═══ Article
On August 2, 1990, Saddam Hussein annexed Kuwait and declared it to be its integral part. Within less than six months USA and allies unleashed their new war-making doctrine called the Air Land battle doctrine which started on 16th January 1991 with massive air strikes on Iraqi forces. The Desert Storm took close to 40 days of air bombing followed by just 4 days of ground operations to decimate and defeat formidable Iraqi forces and “free” Kuwait.
Another radical change the world saw during that period (1989-1991) was division of the superpower – the USSR, into commonwealth of independent states.  The glasnost (openness) and perestroika (restructuring) that Gorbachev started in USSR had failed or may be one can say succeeded as the communist USSR resulted into many democratic independent nations. Russia and Ukraine – two most important countries resulting from the division share common history – economic, cultural and even political relations. They also shared a piece of landmass above the Black Sea called Crimea. Historically, Crimea was transferred from Russia to Ukraine in 1954 by Khrushchev, although that time both Russia and Ukraine were in the same USSR.
It is exactly 60 years later, in 2014, in a sudden, almost shocking turn of events - Crimea along with its seaports and oil and gas reserves, is back in Russian fold today.  The speed with which Vladimir Putin could architect the “peaceful” accession of Crimea from Ukraine has stumped the USA and western world. Six weeks from now, Ukraine will be electing its next President, on 25th May to be precise. Given the 1991 scenario when Kuwait was annexed by Iraq and US and allies unleashed the Gulf-war, will the Putin’s Crimean adventure lead to a USA-Russia war over this “illegal” accession? If no, what it points to for the future of world? Are there any implications for India? What can India do or should do?
Russia is neither Iraq nor Iran
Russia is neither Iraq where USA can get its dictatorship removal and embedding democracy algorithms executed militarily, nor Iran, which can be potentially subjugated by economic sanctions and isolation. USA and western countries have already reacted by taking Russia out of the G8. The Sochi G8 summit was cancelled and the G7 (which is G8 – Russia) was held in Brussels. The sanctions against Russia are a strong measure, however, not the strongest possible. Though, the military action by USA and western powers doesn’t look a great option. However, it shows the limitation of the USA in “shaping the world” as per its national interests by all means. In this case, we are talking about a military action against a substantial military power, in fact, a substantial portion of the erstwhile superpower. Russia, in turn, has responded with disconnecting its foreign trade from hard currency (read US Dollar). This is an interesting economic counter. It may impact US dollar and in turn US economy further. It is further to be noted that China and India have been relatively silent on these developments. Chinese and Indian silent support has been appreciated by Putin.
══════
═══ Data excerpts
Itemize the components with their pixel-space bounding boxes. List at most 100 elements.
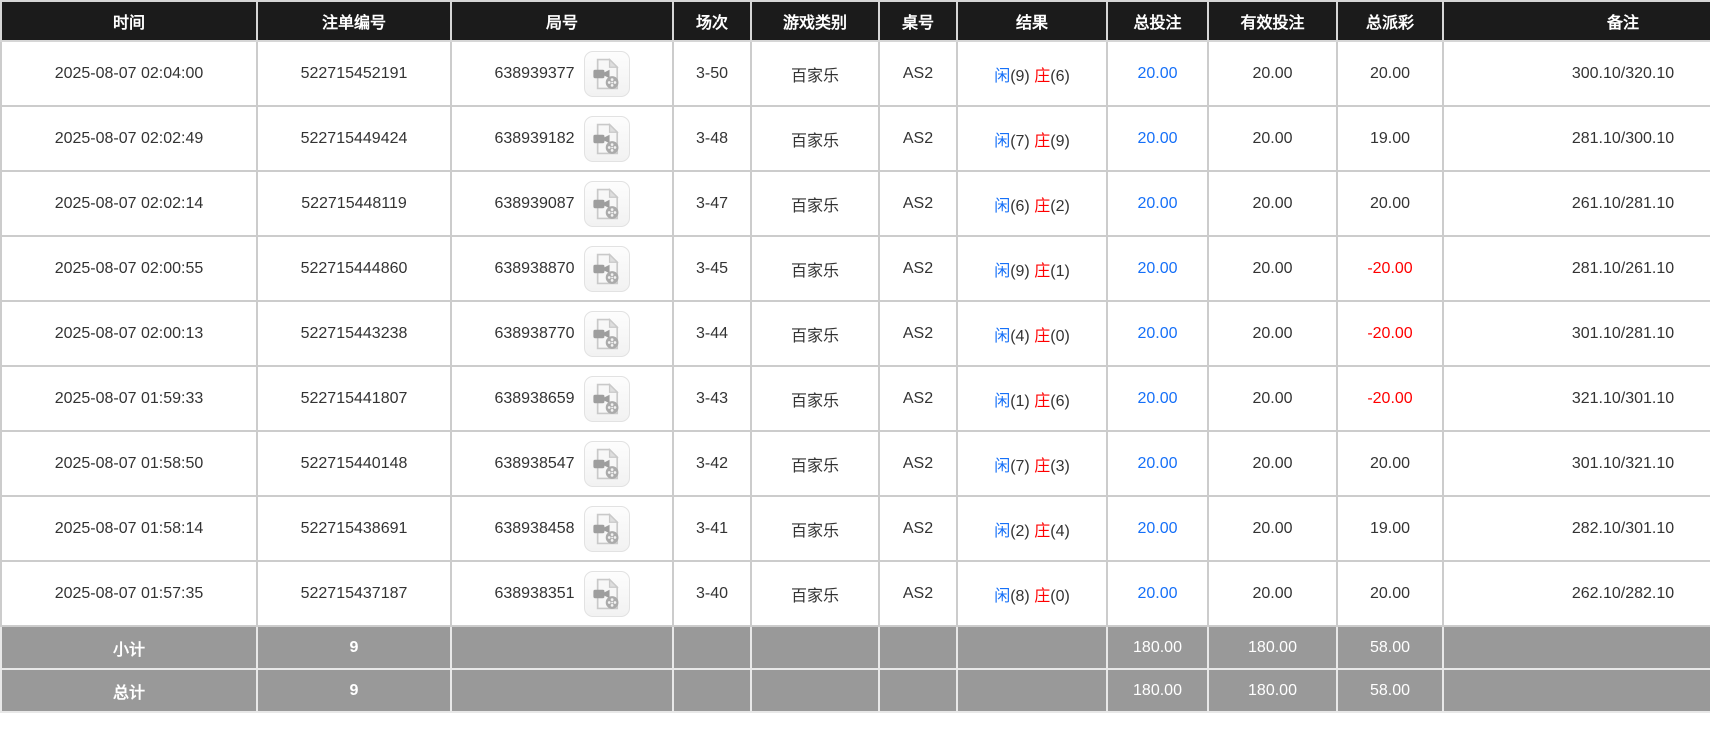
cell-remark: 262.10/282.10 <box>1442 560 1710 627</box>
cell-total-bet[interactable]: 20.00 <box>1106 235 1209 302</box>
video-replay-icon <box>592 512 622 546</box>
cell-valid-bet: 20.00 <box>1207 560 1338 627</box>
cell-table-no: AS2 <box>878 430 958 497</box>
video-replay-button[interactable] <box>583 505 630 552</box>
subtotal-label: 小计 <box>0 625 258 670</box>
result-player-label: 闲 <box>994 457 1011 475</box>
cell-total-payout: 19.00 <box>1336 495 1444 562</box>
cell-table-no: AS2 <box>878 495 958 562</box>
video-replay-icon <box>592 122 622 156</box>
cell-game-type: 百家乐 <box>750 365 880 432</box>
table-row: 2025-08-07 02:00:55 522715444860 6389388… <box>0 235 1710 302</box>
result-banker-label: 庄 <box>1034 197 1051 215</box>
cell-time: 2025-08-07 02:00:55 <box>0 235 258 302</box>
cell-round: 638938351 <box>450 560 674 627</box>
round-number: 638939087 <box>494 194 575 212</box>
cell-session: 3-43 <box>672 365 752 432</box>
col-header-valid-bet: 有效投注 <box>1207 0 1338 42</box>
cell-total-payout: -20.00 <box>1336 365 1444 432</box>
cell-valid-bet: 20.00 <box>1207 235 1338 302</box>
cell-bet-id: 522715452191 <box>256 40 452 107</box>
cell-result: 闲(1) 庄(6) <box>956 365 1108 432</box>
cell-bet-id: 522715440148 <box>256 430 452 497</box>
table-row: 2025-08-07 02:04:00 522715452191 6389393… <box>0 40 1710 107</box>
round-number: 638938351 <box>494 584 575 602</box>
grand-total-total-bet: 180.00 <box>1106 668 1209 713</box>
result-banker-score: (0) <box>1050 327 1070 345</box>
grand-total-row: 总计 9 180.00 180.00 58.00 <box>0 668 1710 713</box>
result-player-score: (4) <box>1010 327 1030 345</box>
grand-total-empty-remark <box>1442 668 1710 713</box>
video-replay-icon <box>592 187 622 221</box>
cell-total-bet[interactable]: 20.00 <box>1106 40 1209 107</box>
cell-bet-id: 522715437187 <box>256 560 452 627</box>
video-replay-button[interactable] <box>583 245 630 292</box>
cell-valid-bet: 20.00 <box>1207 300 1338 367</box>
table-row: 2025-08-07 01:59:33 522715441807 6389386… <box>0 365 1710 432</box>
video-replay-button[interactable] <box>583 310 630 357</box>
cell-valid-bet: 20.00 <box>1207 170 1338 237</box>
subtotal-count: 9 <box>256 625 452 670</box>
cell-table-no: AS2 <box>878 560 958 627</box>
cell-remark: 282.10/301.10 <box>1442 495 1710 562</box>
══════
What you have to do
According to the article on Crimea, in what year was Crimea transferred from Russia to Ukraine, and by whom?

Solution for this exercise
In 1954, by Khrushchev.